Copy out each line exactly; pictures stay out of the copy.

════════════════

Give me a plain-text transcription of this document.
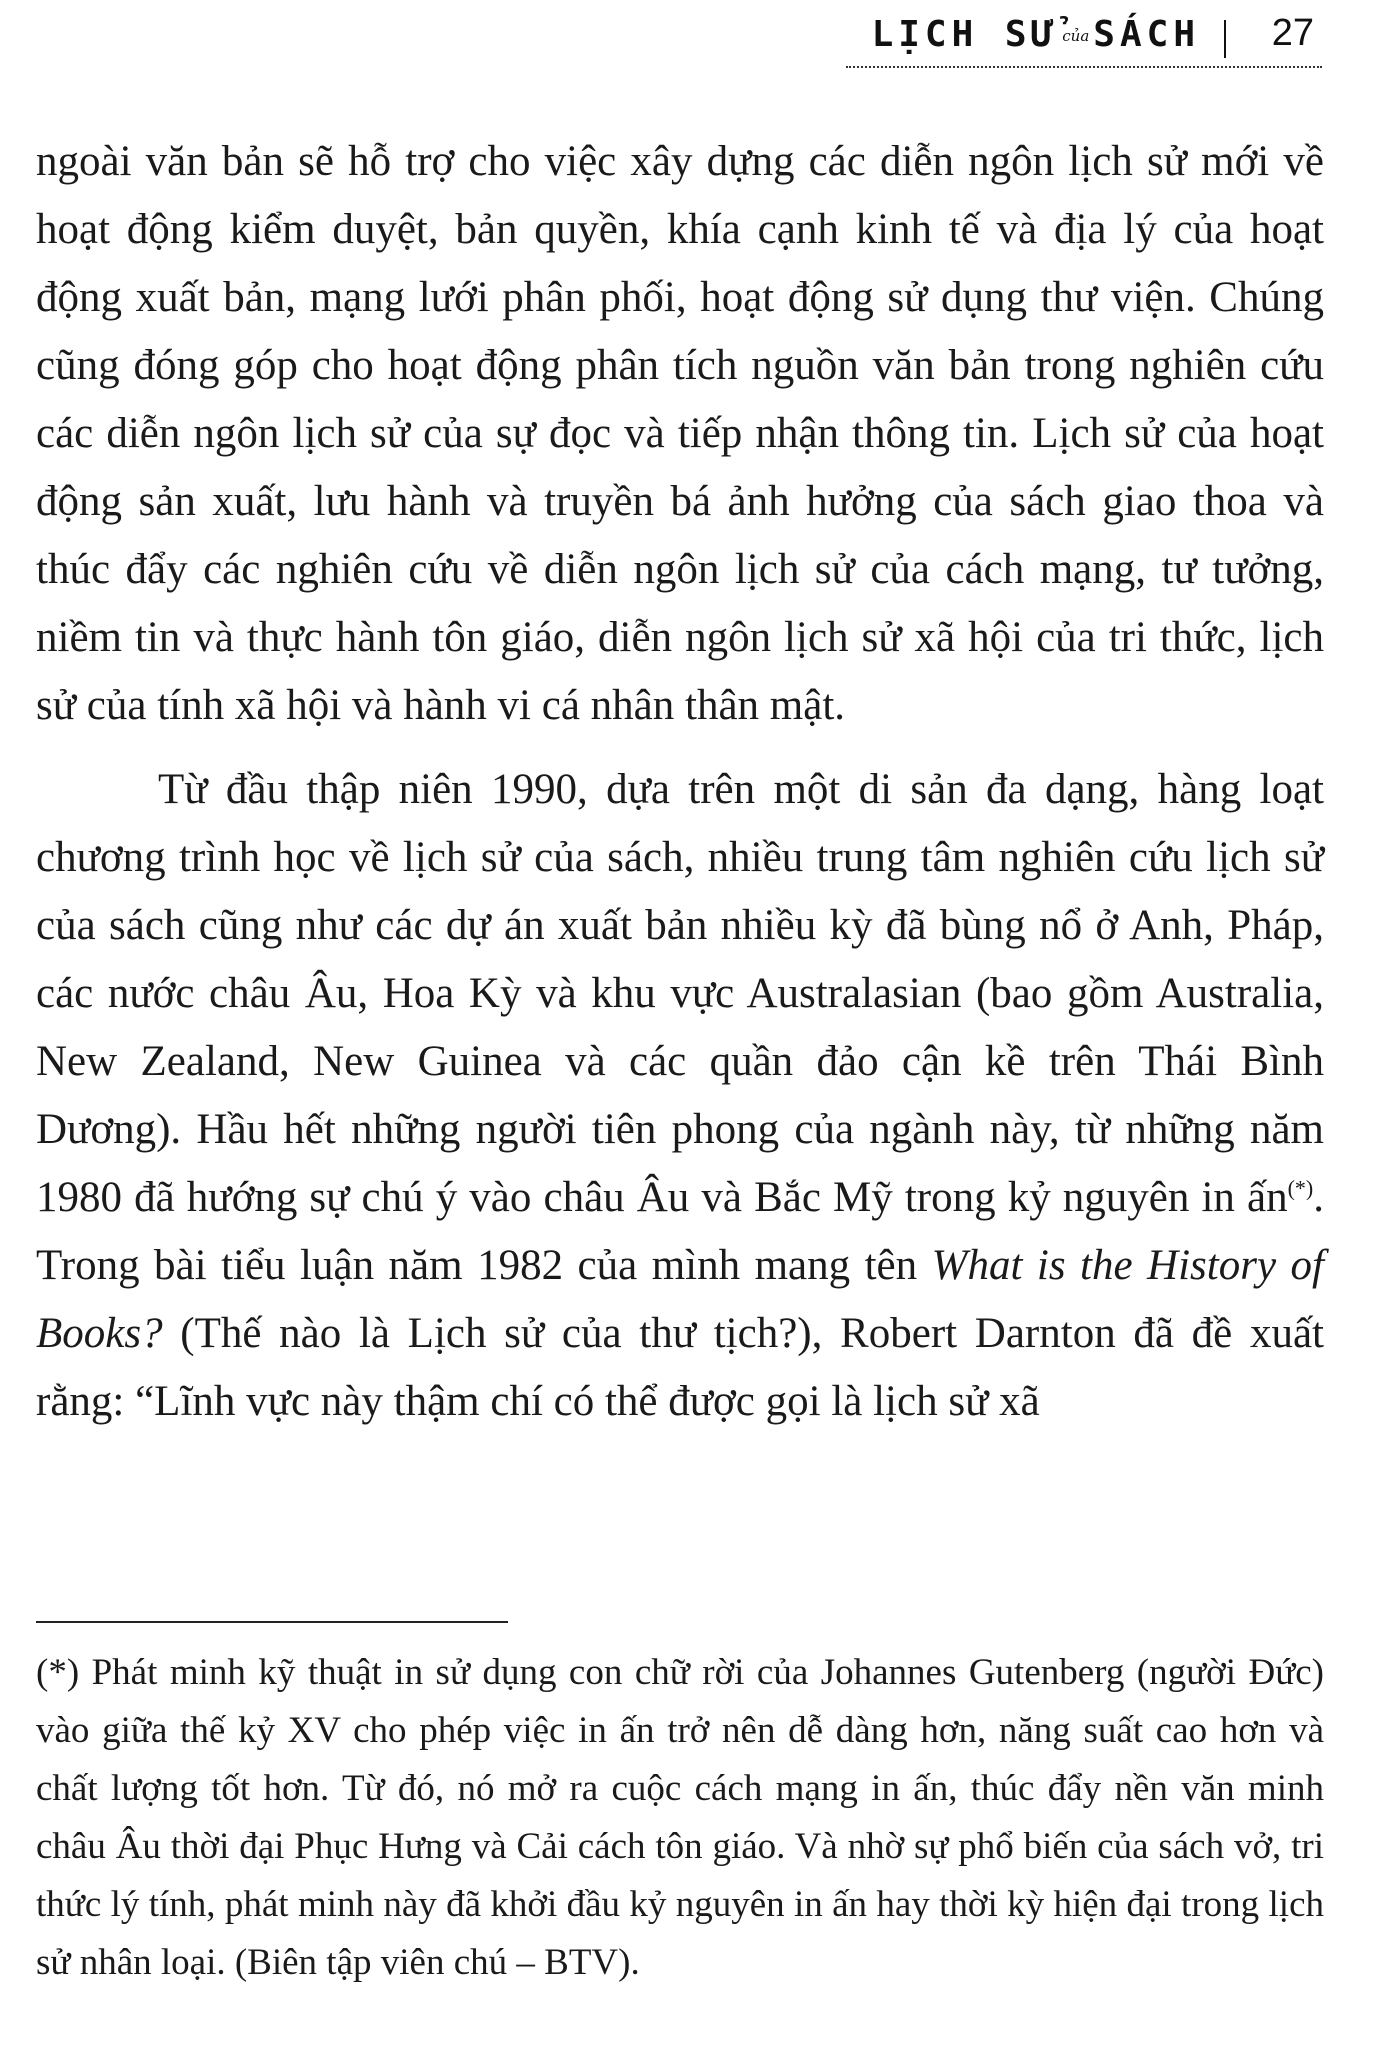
LỊCH SỬ của SÁCH 27

ngoài văn bản sẽ hỗ trợ cho việc xây dựng các diễn ngôn lịch sử mới về hoạt động kiểm duyệt, bản quyền, khía cạnh kinh tế và địa lý của hoạt động xuất bản, mạng lưới phân phối, hoạt động sử dụng thư viện. Chúng cũng đóng góp cho hoạt động phân tích nguồn văn bản trong nghiên cứu các diễn ngôn lịch sử của sự đọc và tiếp nhận thông tin. Lịch sử của hoạt động sản xuất, lưu hành và truyền bá ảnh hưởng của sách giao thoa và thúc đẩy các nghiên cứu về diễn ngôn lịch sử của cách mạng, tư tưởng, niềm tin và thực hành tôn giáo, diễn ngôn lịch sử xã hội của tri thức, lịch sử của tính xã hội và hành vi cá nhân thân mật.

Từ đầu thập niên 1990, dựa trên một di sản đa dạng, hàng loạt chương trình học về lịch sử của sách, nhiều trung tâm nghiên cứu lịch sử của sách cũng như các dự án xuất bản nhiều kỳ đã bùng nổ ở Anh, Pháp, các nước châu Âu, Hoa Kỳ và khu vực Australasian (bao gồm Australia, New Zealand, New Guinea và các quần đảo cận kề trên Thái Bình Dương). Hầu hết những người tiên phong của ngành này, từ những năm 1980 đã hướng sự chú ý vào châu Âu và Bắc Mỹ trong kỷ nguyên in ấn(*). Trong bài tiểu luận năm 1982 của mình mang tên What is the History of Books? (Thế nào là Lịch sử của thư tịch?), Robert Darnton đã đề xuất rằng: “Lĩnh vực này thậm chí có thể được gọi là lịch sử xã

(*) Phát minh kỹ thuật in sử dụng con chữ rời của Johannes Gutenberg (người Đức) vào giữa thế kỷ XV cho phép việc in ấn trở nên dễ dàng hơn, năng suất cao hơn và chất lượng tốt hơn. Từ đó, nó mở ra cuộc cách mạng in ấn, thúc đẩy nền văn minh châu Âu thời đại Phục Hưng và Cải cách tôn giáo. Và nhờ sự phổ biến của sách vở, tri thức lý tính, phát minh này đã khởi đầu kỷ nguyên in ấn hay thời kỳ hiện đại trong lịch sử nhân loại. (Biên tập viên chú – BTV).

════════════════

§ Answer below:
Give me a plain-text transcription of this document.
LỊCH SỬ của SÁCH 27

ngoài văn bản sẽ hỗ trợ cho việc xây dựng các diễn ngôn lịch sử mới về hoạt động kiểm duyệt, bản quyền, khía cạnh kinh tế và địa lý của hoạt động xuất bản, mạng lưới phân phối, hoạt động sử dụng thư viện. Chúng cũng đóng góp cho hoạt động phân tích nguồn văn bản trong nghiên cứu các diễn ngôn lịch sử của sự đọc và tiếp nhận thông tin. Lịch sử của hoạt động sản xuất, lưu hành và truyền bá ảnh hưởng của sách giao thoa và thúc đẩy các nghiên cứu về diễn ngôn lịch sử của cách mạng, tư tưởng, niềm tin và thực hành tôn giáo, diễn ngôn lịch sử xã hội của tri thức, lịch sử của tính xã hội và hành vi cá nhân thân mật.

Từ đầu thập niên 1990, dựa trên một di sản đa dạng, hàng loạt chương trình học về lịch sử của sách, nhiều trung tâm nghiên cứu lịch sử của sách cũng như các dự án xuất bản nhiều kỳ đã bùng nổ ở Anh, Pháp, các nước châu Âu, Hoa Kỳ và khu vực Australasian (bao gồm Australia, New Zealand, New Guinea và các quần đảo cận kề trên Thái Bình Dương). Hầu hết những người tiên phong của ngành này, từ những năm 1980 đã hướng sự chú ý vào châu Âu và Bắc Mỹ trong kỷ nguyên in ấn(*). Trong bài tiểu luận năm 1982 của mình mang tên What is the History of Books? (Thế nào là Lịch sử của thư tịch?), Robert Darnton đã đề xuất rằng: “Lĩnh vực này thậm chí có thể được gọi là lịch sử xã

(*) Phát minh kỹ thuật in sử dụng con chữ rời của Johannes Gutenberg (người Đức) vào giữa thế kỷ XV cho phép việc in ấn trở nên dễ dàng hơn, năng suất cao hơn và chất lượng tốt hơn. Từ đó, nó mở ra cuộc cách mạng in ấn, thúc đẩy nền văn minh châu Âu thời đại Phục Hưng và Cải cách tôn giáo. Và nhờ sự phổ biến của sách vở, tri thức lý tính, phát minh này đã khởi đầu kỷ nguyên in ấn hay thời kỳ hiện đại trong lịch sử nhân loại. (Biên tập viên chú – BTV).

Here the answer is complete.